#### [EXERCISE]
Copy out, word for word, the lines from the very first one up to and including the line with "bar bbox=[192, 319, 215, 340]".

——————————

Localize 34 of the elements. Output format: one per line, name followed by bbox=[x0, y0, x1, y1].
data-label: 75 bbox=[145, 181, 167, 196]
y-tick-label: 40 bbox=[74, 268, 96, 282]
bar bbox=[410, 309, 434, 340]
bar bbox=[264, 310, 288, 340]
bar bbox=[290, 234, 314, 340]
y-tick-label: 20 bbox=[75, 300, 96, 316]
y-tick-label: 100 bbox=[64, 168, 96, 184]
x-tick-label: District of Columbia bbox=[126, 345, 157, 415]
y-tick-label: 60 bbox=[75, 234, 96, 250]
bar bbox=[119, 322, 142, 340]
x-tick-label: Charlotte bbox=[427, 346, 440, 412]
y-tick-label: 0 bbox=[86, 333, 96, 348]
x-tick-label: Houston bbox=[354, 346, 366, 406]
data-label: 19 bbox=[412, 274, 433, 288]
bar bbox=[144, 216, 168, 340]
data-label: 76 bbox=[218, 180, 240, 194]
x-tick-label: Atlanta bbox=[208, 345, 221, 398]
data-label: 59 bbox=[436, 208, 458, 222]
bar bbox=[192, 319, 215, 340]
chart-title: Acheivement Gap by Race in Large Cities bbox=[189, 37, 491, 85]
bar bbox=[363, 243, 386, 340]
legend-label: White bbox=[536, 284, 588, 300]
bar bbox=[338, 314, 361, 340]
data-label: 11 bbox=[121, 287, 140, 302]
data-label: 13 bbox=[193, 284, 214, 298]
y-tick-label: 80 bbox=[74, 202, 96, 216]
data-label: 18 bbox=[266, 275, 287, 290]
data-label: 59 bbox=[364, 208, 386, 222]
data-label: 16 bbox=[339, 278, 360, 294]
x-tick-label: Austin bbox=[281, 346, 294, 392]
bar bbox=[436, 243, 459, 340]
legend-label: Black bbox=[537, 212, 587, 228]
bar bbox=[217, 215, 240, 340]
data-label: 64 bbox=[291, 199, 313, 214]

——————————

#### [REPLY TO THE EXERCISE]
Localize 34 of the elements. Output format: one per line, name followed by bbox=[x0, y0, x1, y1].
data-label: 75 bbox=[145, 181, 167, 196]
y-tick-label: 40 bbox=[74, 268, 96, 282]
bar bbox=[410, 309, 434, 340]
bar bbox=[264, 310, 288, 340]
bar bbox=[290, 234, 314, 340]
y-tick-label: 20 bbox=[75, 300, 96, 316]
y-tick-label: 100 bbox=[64, 168, 96, 184]
x-tick-label: District of Columbia bbox=[126, 345, 157, 415]
y-tick-label: 60 bbox=[75, 234, 96, 250]
bar bbox=[119, 322, 142, 340]
x-tick-label: Charlotte bbox=[427, 346, 440, 412]
y-tick-label: 0 bbox=[86, 333, 96, 348]
x-tick-label: Houston bbox=[354, 346, 366, 406]
data-label: 19 bbox=[412, 274, 433, 288]
bar bbox=[144, 216, 168, 340]
data-label: 76 bbox=[218, 180, 240, 194]
x-tick-label: Atlanta bbox=[208, 345, 221, 398]
data-label: 59 bbox=[436, 208, 458, 222]
bar bbox=[192, 319, 215, 340]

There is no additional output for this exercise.